Tips for more effective fuzz testing with AFL++

Fuzz testing is incredibly effective for mechanically discovering software defects, yet remains underused and neglected. Pick any program that must gracefully accept complex input, written in any language, which has not yet been been fuzzed, and fuzz testing usually reveals at least one bug. At least one program currently installed on your own computer certainly qualifies. Perhaps even most of them. Everything is broken and low-hanging fruit is everywhere. After fuzz testing ~1,000 projects over the past six years, I’ve accumulated tips for picking that fruit. The checklist format has worked well in the past (1, 2), so I’ll use it again. This article discusses AFL++ on source-available C and C++ targets, running on glibc-based Linux distributions, currently the best fuzzing platform for C and C++.

My tips complement the official, upstream documentation, so consult them, too:

Even if a program has been fuzz tested, applying the techniques in this article may reveal defects missed by previous fuzz testing.

(1) Configure sanitizers and assertions

More assertions means more effective fuzzing, and sanitizers are a kind of automatically-inserted assertions. By default, fuzz with both Address Sanitizer (ASan) and Undefined Behavior Sanitizer (UBSan):

$ afl-gcc-fast -g3 -fsanitize=address,undefined ...

ASan’s default configuration is not ideal, and should be adjusted via the ASAN_OPTIONS environment variable. If customized at all, AFL++ requires at least these options:

export ASAN_OPTIONS="abort_on_error=1:halt_on_error=1:symbolize=0"

Except symbolize=0, this ought to be the ASan default. When debugging a discovered crash, you’ll want UBSan set up the same way so that it behaves under in a debugger. To improve fuzzing, make ASan even more sensitive to defects by detecting use-after-return bugs. It slows fuzzing slightly, but it’s well worth the cost:

ASAN_OPTIONS+=":detect_stack_use_after_return=1"

By default ASan fills the first 4KiB of fresh allocations with a pattern, to help detect use-after-free bugs. That’s not nearly enough for fuzzing. Crank it up to completely fill virtually all allocations with a pattern:

ASAN_OPTIONS+=":max_malloc_fill_size=$((1<<30))"

In the default configuration, if a program allocates more than 4KiB with malloc then, say, uses strlen on the uninitialized memory, no bug will be detected. There’s almost certainly a zero somewhere after 4KiB. Until I noticed it, the 4KiB limit hid a number of bugs from my fuzz testing. Per (4), fulling filling allocations with a pattern better isolates tests when using persistent mode.

When fuzzing C++ and linking GCC’s libstdc++, consider -D_GLIBCXX_DEBUG. ASan cannot “see” out-of-bounds accesses within a container’s capacity, and the extra assertions fill in the gaps. Mind that it changes the ABI, though fuzz testing will instantly highlight such mismatches.

(2) Prefer the persistent mode

While AFL++ can fuzz many programs in-place without writing a single line of code (afl-gcc, afl-clang), prefer AFL++’s persistent mode (afl-gcc-fast, afl-clang-fast). It’s typically an order of magnitude faster and worth the effort. Though it also has pitfalls (see (4), (5)). I keep a file on hand, fuzztmpl.c — the progenitor of all my fuzz testers:

#include <unistd.h>

__AFL_FUZZ_INIT();

int main(void)
{
    __AFL_INIT();
    char *src = 0;
    unsigned char *buf = __AFL_FUZZ_TESTCASE_BUF;
    while (__AFL_LOOP(10000)) {
        int len = __AFL_FUZZ_TESTCASE_LEN;
        src = realloc(src, len);
        memcpy(src, buf, len);
        // ... send src to target ...

**STORED RECORDS:**
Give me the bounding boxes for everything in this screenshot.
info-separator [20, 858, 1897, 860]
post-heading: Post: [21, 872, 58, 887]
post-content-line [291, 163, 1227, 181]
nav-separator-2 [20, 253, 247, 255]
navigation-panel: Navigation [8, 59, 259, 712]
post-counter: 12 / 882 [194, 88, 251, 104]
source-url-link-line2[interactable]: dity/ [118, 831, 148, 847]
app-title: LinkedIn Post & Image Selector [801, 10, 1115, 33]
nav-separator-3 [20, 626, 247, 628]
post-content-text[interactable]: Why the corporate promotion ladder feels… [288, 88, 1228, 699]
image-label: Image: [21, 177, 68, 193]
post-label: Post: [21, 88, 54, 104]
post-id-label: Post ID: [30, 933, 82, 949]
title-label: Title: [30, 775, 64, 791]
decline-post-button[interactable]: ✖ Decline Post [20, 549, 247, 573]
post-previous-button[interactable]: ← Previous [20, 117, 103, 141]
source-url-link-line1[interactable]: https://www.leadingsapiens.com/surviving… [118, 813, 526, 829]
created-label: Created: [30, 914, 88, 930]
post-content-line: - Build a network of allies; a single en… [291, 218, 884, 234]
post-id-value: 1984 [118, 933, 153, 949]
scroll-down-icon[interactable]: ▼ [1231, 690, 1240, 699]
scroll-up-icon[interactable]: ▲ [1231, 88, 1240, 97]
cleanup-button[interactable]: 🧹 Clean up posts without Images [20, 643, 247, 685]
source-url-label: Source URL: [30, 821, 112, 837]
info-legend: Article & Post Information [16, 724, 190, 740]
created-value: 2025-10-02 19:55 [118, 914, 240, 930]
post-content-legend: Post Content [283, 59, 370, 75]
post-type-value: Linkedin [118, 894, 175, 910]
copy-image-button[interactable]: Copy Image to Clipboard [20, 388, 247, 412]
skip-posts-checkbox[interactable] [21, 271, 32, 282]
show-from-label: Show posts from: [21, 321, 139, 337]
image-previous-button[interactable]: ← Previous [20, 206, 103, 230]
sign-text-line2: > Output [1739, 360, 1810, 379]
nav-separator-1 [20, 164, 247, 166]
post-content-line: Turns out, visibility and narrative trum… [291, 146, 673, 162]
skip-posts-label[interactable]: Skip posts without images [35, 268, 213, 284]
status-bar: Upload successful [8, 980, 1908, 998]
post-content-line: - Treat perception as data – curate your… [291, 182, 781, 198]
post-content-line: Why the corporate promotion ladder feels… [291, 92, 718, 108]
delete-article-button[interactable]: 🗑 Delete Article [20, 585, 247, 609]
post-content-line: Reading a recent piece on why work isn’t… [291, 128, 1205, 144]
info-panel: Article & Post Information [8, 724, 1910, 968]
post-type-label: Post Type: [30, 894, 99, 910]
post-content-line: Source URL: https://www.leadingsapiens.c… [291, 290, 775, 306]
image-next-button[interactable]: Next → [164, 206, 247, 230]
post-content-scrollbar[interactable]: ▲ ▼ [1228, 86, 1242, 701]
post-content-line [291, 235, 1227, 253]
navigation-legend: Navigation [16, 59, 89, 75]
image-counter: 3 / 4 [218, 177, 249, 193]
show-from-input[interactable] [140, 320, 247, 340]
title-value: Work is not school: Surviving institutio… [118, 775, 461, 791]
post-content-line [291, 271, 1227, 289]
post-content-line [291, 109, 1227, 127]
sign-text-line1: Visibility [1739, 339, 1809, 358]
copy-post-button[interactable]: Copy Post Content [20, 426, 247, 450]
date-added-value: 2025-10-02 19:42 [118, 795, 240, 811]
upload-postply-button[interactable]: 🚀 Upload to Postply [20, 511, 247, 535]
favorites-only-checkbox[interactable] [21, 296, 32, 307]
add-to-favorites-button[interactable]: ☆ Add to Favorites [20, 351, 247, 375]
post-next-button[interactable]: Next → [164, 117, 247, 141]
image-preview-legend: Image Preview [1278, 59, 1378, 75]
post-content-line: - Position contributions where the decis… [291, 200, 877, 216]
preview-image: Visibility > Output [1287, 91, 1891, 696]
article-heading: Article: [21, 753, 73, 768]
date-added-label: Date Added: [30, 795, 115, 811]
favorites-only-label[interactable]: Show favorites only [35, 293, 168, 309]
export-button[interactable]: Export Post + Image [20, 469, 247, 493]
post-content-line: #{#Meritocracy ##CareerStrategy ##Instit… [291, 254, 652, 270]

**EXERCISE REQUIREMENTS:**
a) In the AFL++ fuzzing tips, how much of each fresh allocation does ASan fill with a pattern by default?
b) Pick up the AFL++ fuzzing tips at the last line shown and continue them.

**TASK-BY-TASK OUTPUTS:**
a) The first 4KiB.

b)
    }
}

I :r this into my Vim buffer, then modify as needed. It’s a stripped and improved version of the official template, which itself has a serious flaw (see (5)). There are unstated constraints about the position of buf and len in the code, so if in doubt, refer to the original template.

(3) Include source files, not header files

We’re well into the 21st century. Nobody is compiling software on 16-bit machines anymore. Don’t get hung up on the one translation unit (TU) per source file mindset. When fuzz testing, we need at most two TUs: One TU for instrumented code and one TU for uninstrumented code. In most cases the latter takes the form of a library (libc, libstdc++, etc.) and we don’t need to think about it.

Fuzz testing typically requires only a subset of the program. Including just those sources straight in the template is both effective and simple. In my template I put includes just above unistd.h so that the header isn’t visible to the sources unless they include it themselves.

#include "src/utils.c"
#include "src/parser.c"
#include <unistd.h>

I know, if you’ve never seen this before it looks bonkers. This isn’t what they taught you in college. Trust me, this simple technique will save you a thousand lines of build configuration. Otherwise you’ll need to manage different object files between fuzz testing and otherwise.

Perhaps more importantly, you can now fuzz test any arbitrary function in the program, including static functions! They’re all right there in the same TU. You’re not limited to public-facing interfaces. Perhaps you can skip (7) and test against a better internal interface. It also gives you direct access to static variables so that you can clear/reset them between tests, per (4).

Programs are often not designed for fuzz testing, or testing generally, and it may be difficult to tease apart tightly-coupled components. Many of the programs I’ve fuzz tested look like this. This technique lets you take a hacksaw to the program and substitute troublesome symbols just for fuzz testing without modifying a single original source line. For example, if the source I’m testing contains a main function, I can remove it:

#define main oldmain
#  include "src/utils.c"
#  include "src/parser.c"
#undef main
#include <unistd.h>

Sure, better to improve the program so that such hacks are unnecessary, but most cases I’m fuzz testing as part of a drive-by review of some open source project. It allows me to quickly discover defects in the original, unmodified program, and produces simpler bug reports like, “Compile with ASan, open this 50-byte file, and then the program will crash.”

(4) Isolate fuzz tests from each other

Tests should be unaffected by previous tests. This is challenging in persistent mode, sometimes even impractical. That means resetting all global state, even something like the internal strtok buffer if that function is used. Add fuzz testing to your list of reasons to eschew global variables.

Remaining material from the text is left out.